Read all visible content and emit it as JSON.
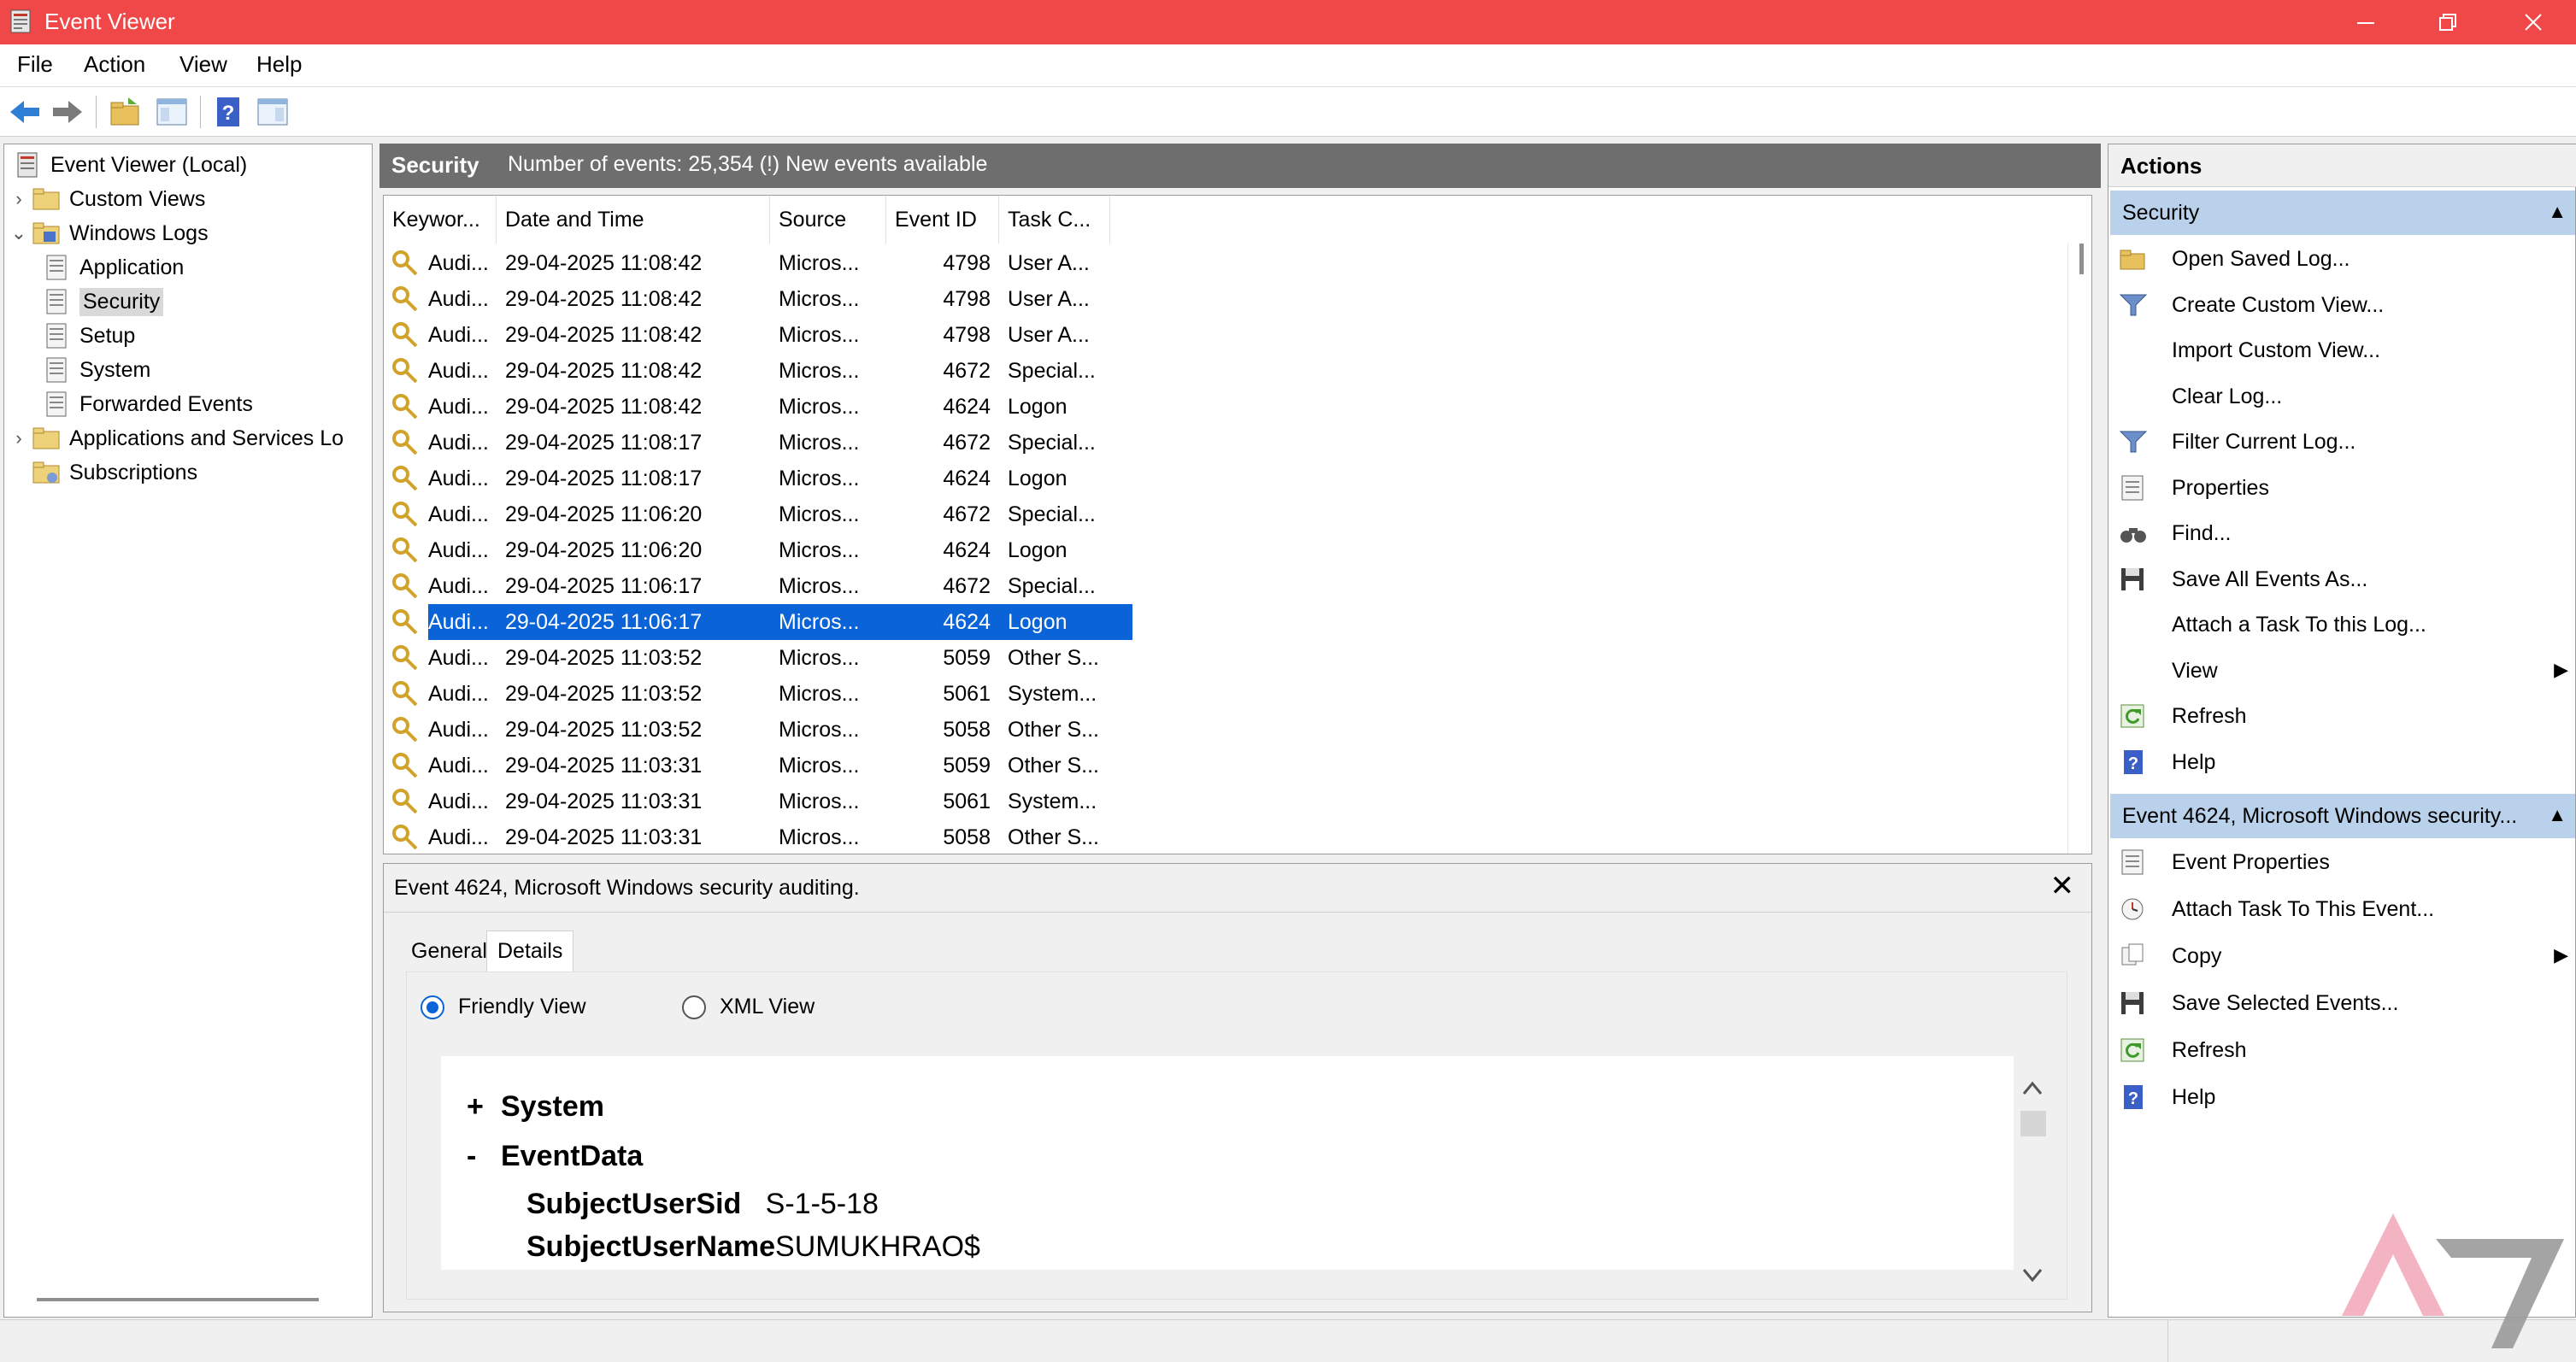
{
  "window": {
    "title": "Event Viewer",
    "titlebar_color": "#f04848",
    "minimize_icon": "minimize-icon",
    "maximize_icon": "restore-icon",
    "close_icon": "close-icon"
  },
  "menu": [
    "File",
    "Action",
    "View",
    "Help"
  ],
  "toolbar": [
    "back-arrow-icon",
    "forward-arrow-icon",
    "open-folder-icon",
    "show-hide-tree-icon",
    "help-icon",
    "show-hide-action-pane-icon"
  ],
  "tree": {
    "items": [
      {
        "label": "Event Viewer (Local)",
        "expander": "",
        "icon": "event-viewer-icon"
      },
      {
        "label": "Custom Views",
        "expander": "›",
        "icon": "folder-icon"
      },
      {
        "label": "Windows Logs",
        "expander": "⌄",
        "icon": "folder-icon"
      },
      {
        "label": "Application",
        "expander": "",
        "icon": "log-icon"
      },
      {
        "label": "Security",
        "expander": "",
        "icon": "log-icon"
      },
      {
        "label": "Setup",
        "expander": "",
        "icon": "log-icon"
      },
      {
        "label": "System",
        "expander": "",
        "icon": "log-icon"
      },
      {
        "label": "Forwarded Events",
        "expander": "",
        "icon": "log-icon"
      },
      {
        "label": "Applications and Services Lo",
        "expander": "›",
        "icon": "folder-icon"
      },
      {
        "label": "Subscriptions",
        "expander": "",
        "icon": "subscriptions-icon"
      }
    ],
    "selected": "Security"
  },
  "center": {
    "log_name": "Security",
    "log_info": "Number of events: 25,354 (!) New events available",
    "columns": [
      "Keywor...",
      "Date and Time",
      "Source",
      "Event ID",
      "Task C..."
    ],
    "rows": [
      {
        "keyword": "Audi...",
        "date": "29-04-2025 11:08:42",
        "source": "Micros...",
        "id": "4798",
        "task": "User A..."
      },
      {
        "keyword": "Audi...",
        "date": "29-04-2025 11:08:42",
        "source": "Micros...",
        "id": "4798",
        "task": "User A..."
      },
      {
        "keyword": "Audi...",
        "date": "29-04-2025 11:08:42",
        "source": "Micros...",
        "id": "4798",
        "task": "User A..."
      },
      {
        "keyword": "Audi...",
        "date": "29-04-2025 11:08:42",
        "source": "Micros...",
        "id": "4672",
        "task": "Special..."
      },
      {
        "keyword": "Audi...",
        "date": "29-04-2025 11:08:42",
        "source": "Micros...",
        "id": "4624",
        "task": "Logon"
      },
      {
        "keyword": "Audi...",
        "date": "29-04-2025 11:08:17",
        "source": "Micros...",
        "id": "4672",
        "task": "Special..."
      },
      {
        "keyword": "Audi...",
        "date": "29-04-2025 11:08:17",
        "source": "Micros...",
        "id": "4624",
        "task": "Logon"
      },
      {
        "keyword": "Audi...",
        "date": "29-04-2025 11:06:20",
        "source": "Micros...",
        "id": "4672",
        "task": "Special..."
      },
      {
        "keyword": "Audi...",
        "date": "29-04-2025 11:06:20",
        "source": "Micros...",
        "id": "4624",
        "task": "Logon"
      },
      {
        "keyword": "Audi...",
        "date": "29-04-2025 11:06:17",
        "source": "Micros...",
        "id": "4672",
        "task": "Special..."
      },
      {
        "keyword": "Audi...",
        "date": "29-04-2025 11:06:17",
        "source": "Micros...",
        "id": "4624",
        "task": "Logon"
      },
      {
        "keyword": "Audi...",
        "date": "29-04-2025 11:03:52",
        "source": "Micros...",
        "id": "5059",
        "task": "Other S..."
      },
      {
        "keyword": "Audi...",
        "date": "29-04-2025 11:03:52",
        "source": "Micros...",
        "id": "5061",
        "task": "System..."
      },
      {
        "keyword": "Audi...",
        "date": "29-04-2025 11:03:52",
        "source": "Micros...",
        "id": "5058",
        "task": "Other S..."
      },
      {
        "keyword": "Audi...",
        "date": "29-04-2025 11:03:31",
        "source": "Micros...",
        "id": "5059",
        "task": "Other S..."
      },
      {
        "keyword": "Audi...",
        "date": "29-04-2025 11:03:31",
        "source": "Micros...",
        "id": "5061",
        "task": "System..."
      },
      {
        "keyword": "Audi...",
        "date": "29-04-2025 11:03:31",
        "source": "Micros...",
        "id": "5058",
        "task": "Other S..."
      }
    ],
    "selected_row_index": 10,
    "selection_color": "#0a64d8"
  },
  "detail": {
    "title": "Event 4624, Microsoft Windows security auditing.",
    "close": "✕",
    "tabs": [
      "General",
      "Details"
    ],
    "active_tab": "Details",
    "view_options": [
      "Friendly View",
      "XML View"
    ],
    "selected_view": "Friendly View",
    "sections": [
      {
        "sign": "+",
        "name": "System"
      },
      {
        "sign": "-",
        "name": "EventData"
      }
    ],
    "fields": [
      {
        "key": "SubjectUserSid",
        "value": "S-1-5-18"
      },
      {
        "key": "SubjectUserName",
        "value": "SUMUKHRAO$"
      }
    ]
  },
  "actions": {
    "title": "Actions",
    "section1": {
      "title": "Security",
      "items": [
        {
          "label": "Open Saved Log...",
          "icon": "open-folder-icon",
          "arrow": ""
        },
        {
          "label": "Create Custom View...",
          "icon": "filter-icon",
          "arrow": ""
        },
        {
          "label": "Import Custom View...",
          "icon": "",
          "arrow": ""
        },
        {
          "label": "Clear Log...",
          "icon": "",
          "arrow": ""
        },
        {
          "label": "Filter Current Log...",
          "icon": "filter-icon",
          "arrow": ""
        },
        {
          "label": "Properties",
          "icon": "properties-icon",
          "arrow": ""
        },
        {
          "label": "Find...",
          "icon": "binoculars-icon",
          "arrow": ""
        },
        {
          "label": "Save All Events As...",
          "icon": "save-icon",
          "arrow": ""
        },
        {
          "label": "Attach a Task To this Log...",
          "icon": "",
          "arrow": ""
        },
        {
          "label": "View",
          "icon": "",
          "arrow": "▶"
        },
        {
          "label": "Refresh",
          "icon": "refresh-icon",
          "arrow": ""
        },
        {
          "label": "Help",
          "icon": "help-icon",
          "arrow": ""
        }
      ]
    },
    "section2": {
      "title": "Event 4624, Microsoft Windows security...",
      "items": [
        {
          "label": "Event Properties",
          "icon": "properties-icon",
          "arrow": ""
        },
        {
          "label": "Attach Task To This Event...",
          "icon": "task-icon",
          "arrow": ""
        },
        {
          "label": "Copy",
          "icon": "copy-icon",
          "arrow": "▶"
        },
        {
          "label": "Save Selected Events...",
          "icon": "save-icon",
          "arrow": ""
        },
        {
          "label": "Refresh",
          "icon": "refresh-icon",
          "arrow": ""
        },
        {
          "label": "Help",
          "icon": "help-icon",
          "arrow": ""
        }
      ]
    }
  },
  "watermark": "android-police-logo"
}
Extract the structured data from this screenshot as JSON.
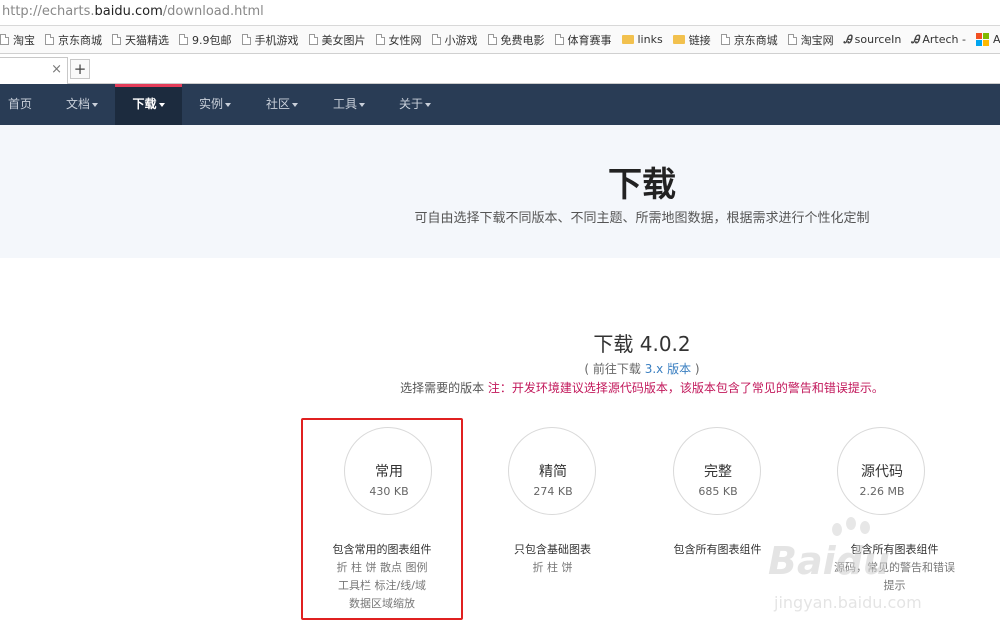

+ + + +

What the task requires:
Copy the material shown above in full and exactly. Skip the pictures.

Problem solution:
Read all visible content and emit it as JSON.
{
  "window": {
    "title": "Event Viewer",
    "titlebar_color": "#f04848",
    "minimize_icon": "minimize-icon",
    "maximize_icon": "restore-icon",
    "close_icon": "close-icon"
  },
  "menu": [
    "File",
    "Action",
    "View",
    "Help"
  ],
  "toolbar": [
    "back-arrow-icon",
    "forward-arrow-icon",
    "open-folder-icon",
    "show-hide-tree-icon",
    "help-icon",
    "show-hide-action-pane-icon"
  ],
  "tree": {
    "items": [
      {
        "label": "Event Viewer (Local)",
        "expander": "",
        "icon": "event-viewer-icon"
      },
      {
        "label": "Custom Views",
        "expander": "›",
        "icon": "folder-icon"
      },
      {
        "label": "Windows Logs",
        "expander": "⌄",
        "icon": "folder-icon"
      },
      {
        "label": "Application",
        "expander": "",
        "icon": "log-icon"
      },
      {
        "label": "Security",
        "expander": "",
        "icon": "log-icon"
      },
      {
        "label": "Setup",
        "expander": "",
        "icon": "log-icon"
      },
      {
        "label": "System",
        "expander": "",
        "icon": "log-icon"
      },
      {
        "label": "Forwarded Events",
        "expander": "",
        "icon": "log-icon"
      },
      {
        "label": "Applications and Services Lo",
        "expander": "›",
        "icon": "folder-icon"
      },
      {
        "label": "Subscriptions",
        "expander": "",
        "icon": "subscriptions-icon"
      }
    ],
    "selected": "Security"
  },
  "center": {
    "log_name": "Security",
    "log_info": "Number of events: 25,354 (!) New events available",
    "columns": [
      "Keywor...",
      "Date and Time",
      "Source",
      "Event ID",
      "Task C..."
    ],
    "rows": [
      {
        "keyword": "Audi...",
        "date": "29-04-2025 11:08:42",
        "source": "Micros...",
        "id": "4798",
        "task": "User A..."
      },
      {
        "keyword": "Audi...",
        "date": "29-04-2025 11:08:42",
        "source": "Micros...",
        "id": "4798",
        "task": "User A..."
      },
      {
        "keyword": "Audi...",
        "date": "29-04-2025 11:08:42",
        "source": "Micros...",
        "id": "4798",
        "task": "User A..."
      },
      {
        "keyword": "Audi...",
        "date": "29-04-2025 11:08:42",
        "source": "Micros...",
        "id": "4672",
        "task": "Special..."
      },
      {
        "keyword": "Audi...",
        "date": "29-04-2025 11:08:42",
        "source": "Micros...",
        "id": "4624",
        "task": "Logon"
      },
      {
        "keyword": "Audi...",
        "date": "29-04-2025 11:08:17",
        "source": "Micros...",
        "id": "4672",
        "task": "Special..."
      },
      {
        "keyword": "Audi...",
        "date": "29-04-2025 11:08:17",
        "source": "Micros...",
        "id": "4624",
        "task": "Logon"
      },
      {
        "keyword": "Audi...",
        "date": "29-04-2025 11:06:20",
        "source": "Micros...",
        "id": "4672",
        "task": "Special..."
      },
      {
        "keyword": "Audi...",
        "date": "29-04-2025 11:06:20",
        "source": "Micros...",
        "id": "4624",
        "task": "Logon"
      },
      {
        "keyword": "Audi...",
        "date": "29-04-2025 11:06:17",
        "source": "Micros...",
        "id": "4672",
        "task": "Special..."
      },
      {
        "keyword": "Audi...",
        "date": "29-04-2025 11:06:17",
        "source": "Micros...",
        "id": "4624",
        "task": "Logon"
      },
      {
        "keyword": "Audi...",
        "date": "29-04-2025 11:03:52",
        "source": "Micros...",
        "id": "5059",
        "task": "Other S..."
      },
      {
        "keyword": "Audi...",
        "date": "29-04-2025 11:03:52",
        "source": "Micros...",
        "id": "5061",
        "task": "System..."
      },
      {
        "keyword": "Audi...",
        "date": "29-04-2025 11:03:52",
        "source": "Micros...",
        "id": "5058",
        "task": "Other S..."
      },
      {
        "keyword": "Audi...",
        "date": "29-04-2025 11:03:31",
        "source": "Micros...",
        "id": "5059",
        "task": "Other S..."
      },
      {
        "keyword": "Audi...",
        "date": "29-04-2025 11:03:31",
        "source": "Micros...",
        "id": "5061",
        "task": "System..."
      },
      {
        "keyword": "Audi...",
        "date": "29-04-2025 11:03:31",
        "source": "Micros...",
        "id": "5058",
        "task": "Other S..."
      }
    ],
    "selected_row_index": 10,
    "selection_color": "#0a64d8"
  },
  "detail": {
    "title": "Event 4624, Microsoft Windows security auditing.",
    "close": "✕",
    "tabs": [
      "General",
      "Details"
    ],
    "active_tab": "Details",
    "view_options": [
      "Friendly View",
      "XML View"
    ],
    "selected_view": "Friendly View",
    "sections": [
      {
        "sign": "+",
        "name": "System"
      },
      {
        "sign": "-",
        "name": "EventData"
      }
    ],
    "fields": [
      {
        "key": "SubjectUserSid",
        "value": "S-1-5-18"
      },
      {
        "key": "SubjectUserName",
        "value": "SUMUKHRAO$"
      }
    ]
  },
  "actions": {
    "title": "Actions",
    "section1": {
      "title": "Security",
      "items": [
        {
          "label": "Open Saved Log...",
          "icon": "open-folder-icon",
          "arrow": ""
        },
        {
          "label": "Create Custom View...",
          "icon": "filter-icon",
          "arrow": ""
        },
        {
          "label": "Import Custom View...",
          "icon": "",
          "arrow": ""
        },
        {
          "label": "Clear Log...",
          "icon": "",
          "arrow": ""
        },
        {
          "label": "Filter Current Log...",
          "icon": "filter-icon",
          "arrow": ""
        },
        {
          "label": "Properties",
          "icon": "properties-icon",
          "arrow": ""
        },
        {
          "label": "Find...",
          "icon": "binoculars-icon",
          "arrow": ""
        },
        {
          "label": "Save All Events As...",
          "icon": "save-icon",
          "arrow": ""
        },
        {
          "label": "Attach a Task To this Log...",
          "icon": "",
          "arrow": ""
        },
        {
          "label": "View",
          "icon": "",
          "arrow": "▶"
        },
        {
          "label": "Refresh",
          "icon": "refresh-icon",
          "arrow": ""
        },
        {
          "label": "Help",
          "icon": "help-icon",
          "arrow": ""
        }
      ]
    },
    "section2": {
      "title": "Event 4624, Microsoft Windows security...",
      "items": [
        {
          "label": "Event Properties",
          "icon": "properties-icon",
          "arrow": ""
        },
        {
          "label": "Attach Task To This Event...",
          "icon": "task-icon",
          "arrow": ""
        },
        {
          "label": "Copy",
          "icon": "copy-icon",
          "arrow": "▶"
        },
        {
          "label": "Save Selected Events...",
          "icon": "save-icon",
          "arrow": ""
        },
        {
          "label": "Refresh",
          "icon": "refresh-icon",
          "arrow": ""
        },
        {
          "label": "Help",
          "icon": "help-icon",
          "arrow": ""
        }
      ]
    }
  },
  "watermark": "android-police-logo"
}
Extract the structured data from this screenshot as JSON.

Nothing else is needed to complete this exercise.